**Text provided:**
►

|Saturday||No vigil Mass from 27th October 2018|
In Killeenagariffe are the ruins of a church in which Mass was said for the last time in 1648. From 1648 until 1758 Mass was said on the mass rock which today can be found at the Richardson farm at Ardvarna. A mass house was then built inside the ditch in the townland of Ahane.
Two fields make up the townland of Ahane and they are known as glebe land.
The mass house was a mud and wattle structure with a thatched roof and the priest had often to appeal to the faithful to bring scallops to repair the roof. It served the faithful until a new church was built nearby at Biddyford. It was commenced by Father Crotty PP in 1838, but became a victim of the night of The Big Wind in February 1839 when half the roof was blown away. The stone arching at the front entrance came from the ruins of Quin Abbey in Co. Clare. Three Ahane men went with horses and carts, stayed overnight and returned the next day with the makings of the arch. It was dedicated to Saint Patrick and many improvements and renovations have been carried out during the last 170 years.
Thomas Nevin of Mountshannon House donated the Stations of the Cross. These stations, carved from wood, were originally intended for a church in Germany. Nevin purchased them in New York in 1906 and donated them to the church in Ahane to remember his daughter who had died giving birth to a baby.
Ahane does not feature on any roadmap, but wherever hurling is spoken of – the very name Ahane will be always synonymous with great wielders of the camán.

◄

**Supplied entries:**
►

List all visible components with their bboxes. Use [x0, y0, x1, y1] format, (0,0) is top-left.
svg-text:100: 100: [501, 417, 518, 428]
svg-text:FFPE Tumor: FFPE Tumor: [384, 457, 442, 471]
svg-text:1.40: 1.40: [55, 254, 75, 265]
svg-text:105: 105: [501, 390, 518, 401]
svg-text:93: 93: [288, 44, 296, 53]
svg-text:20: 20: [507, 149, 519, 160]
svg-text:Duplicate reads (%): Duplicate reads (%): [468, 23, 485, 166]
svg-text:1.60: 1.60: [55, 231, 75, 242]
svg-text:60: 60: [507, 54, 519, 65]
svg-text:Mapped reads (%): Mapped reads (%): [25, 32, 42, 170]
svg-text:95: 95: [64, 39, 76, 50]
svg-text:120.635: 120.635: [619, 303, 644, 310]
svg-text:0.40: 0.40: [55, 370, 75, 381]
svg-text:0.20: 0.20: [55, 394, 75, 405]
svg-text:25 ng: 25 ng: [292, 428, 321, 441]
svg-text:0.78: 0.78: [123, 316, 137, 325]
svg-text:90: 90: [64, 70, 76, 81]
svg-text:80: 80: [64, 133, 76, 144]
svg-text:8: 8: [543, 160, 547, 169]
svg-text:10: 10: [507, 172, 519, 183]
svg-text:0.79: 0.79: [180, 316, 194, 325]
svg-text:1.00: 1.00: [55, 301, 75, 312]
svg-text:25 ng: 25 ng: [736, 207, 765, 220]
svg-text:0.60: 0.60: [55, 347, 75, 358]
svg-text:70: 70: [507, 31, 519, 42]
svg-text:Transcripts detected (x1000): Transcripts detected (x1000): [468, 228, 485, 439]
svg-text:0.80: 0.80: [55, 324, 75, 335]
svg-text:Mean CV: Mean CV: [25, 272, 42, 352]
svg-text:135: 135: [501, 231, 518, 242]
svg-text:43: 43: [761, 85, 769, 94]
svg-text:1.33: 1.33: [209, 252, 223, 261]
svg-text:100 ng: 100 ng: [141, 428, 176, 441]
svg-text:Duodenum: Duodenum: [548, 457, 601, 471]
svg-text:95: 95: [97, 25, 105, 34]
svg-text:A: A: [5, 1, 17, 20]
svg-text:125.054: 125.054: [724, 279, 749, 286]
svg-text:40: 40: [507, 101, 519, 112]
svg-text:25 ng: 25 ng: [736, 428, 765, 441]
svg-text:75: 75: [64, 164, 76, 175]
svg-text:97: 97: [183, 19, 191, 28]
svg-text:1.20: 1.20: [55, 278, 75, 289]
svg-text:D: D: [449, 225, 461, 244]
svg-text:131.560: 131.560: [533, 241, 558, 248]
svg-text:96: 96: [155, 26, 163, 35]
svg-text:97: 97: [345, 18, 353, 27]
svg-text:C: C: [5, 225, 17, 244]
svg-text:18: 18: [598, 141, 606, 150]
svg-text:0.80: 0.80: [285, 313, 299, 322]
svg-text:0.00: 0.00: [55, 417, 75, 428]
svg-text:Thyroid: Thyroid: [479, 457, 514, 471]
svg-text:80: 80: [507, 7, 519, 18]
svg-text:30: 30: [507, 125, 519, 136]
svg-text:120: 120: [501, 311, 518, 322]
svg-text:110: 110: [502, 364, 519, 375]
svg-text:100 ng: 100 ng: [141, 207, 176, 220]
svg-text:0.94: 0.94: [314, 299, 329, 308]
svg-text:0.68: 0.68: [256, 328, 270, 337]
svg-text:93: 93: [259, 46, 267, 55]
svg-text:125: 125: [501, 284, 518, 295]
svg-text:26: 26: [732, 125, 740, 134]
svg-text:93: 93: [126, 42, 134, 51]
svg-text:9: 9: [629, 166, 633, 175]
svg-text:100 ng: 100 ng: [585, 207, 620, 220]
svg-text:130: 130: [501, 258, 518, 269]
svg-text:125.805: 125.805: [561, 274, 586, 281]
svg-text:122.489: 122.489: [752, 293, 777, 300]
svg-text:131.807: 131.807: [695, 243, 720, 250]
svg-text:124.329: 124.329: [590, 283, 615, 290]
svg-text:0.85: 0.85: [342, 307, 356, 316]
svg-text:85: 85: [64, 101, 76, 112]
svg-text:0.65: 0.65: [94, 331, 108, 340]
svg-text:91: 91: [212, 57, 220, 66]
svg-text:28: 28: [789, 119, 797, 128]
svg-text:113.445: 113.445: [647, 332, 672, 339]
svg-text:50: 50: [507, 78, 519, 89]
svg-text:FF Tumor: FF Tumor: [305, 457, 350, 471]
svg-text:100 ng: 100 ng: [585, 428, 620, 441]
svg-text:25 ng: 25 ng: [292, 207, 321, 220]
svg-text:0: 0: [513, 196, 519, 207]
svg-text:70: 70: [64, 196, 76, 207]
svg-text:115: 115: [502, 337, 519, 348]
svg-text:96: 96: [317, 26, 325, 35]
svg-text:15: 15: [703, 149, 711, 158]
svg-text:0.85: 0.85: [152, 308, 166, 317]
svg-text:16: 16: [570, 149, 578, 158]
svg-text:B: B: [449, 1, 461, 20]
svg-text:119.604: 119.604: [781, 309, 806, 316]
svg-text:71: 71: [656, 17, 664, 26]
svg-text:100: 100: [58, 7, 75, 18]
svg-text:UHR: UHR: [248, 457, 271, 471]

◄

**Task requirements:**
**a.** In the Ahane parish text, where did the stone arching at the front entrance of the church come from?
**b.** From the Ahane parish text, quote the passage starting at "Thomas Nevin of" and ending at "of the camán.".
**c.** Summarize the Ahane parish text in two sentences.

**Answers to each task:**
**a.** It came from the ruins of Quin Abbey in Co. Clare.

**b.**
Thomas Nevin of Mountshannon House donated the Stations of the Cross. These stations, carved from wood, were originally intended for a church in Germany. Nevin purchased them in New York in 1906 and donated them to the church in Ahane to remember his daughter who had died giving birth to a baby.
Ahane does not feature on any roadmap, but wherever hurling is spoken of – the very name Ahane will be always synonymous with great wielders of the camán.

**c.** After Mass was last said in the Killeenagariffe church in 1648, it was said on the mass rock at Ardvarna until 1758 and then in a mud and wattle mass house in Ahane. A new church at Biddyford, begun by Father Crotty PP in 1838 and dedicated to Saint Patrick, has a front arch from the ruins of Quin Abbey and wooden Stations of the Cross donated by Thomas Nevin.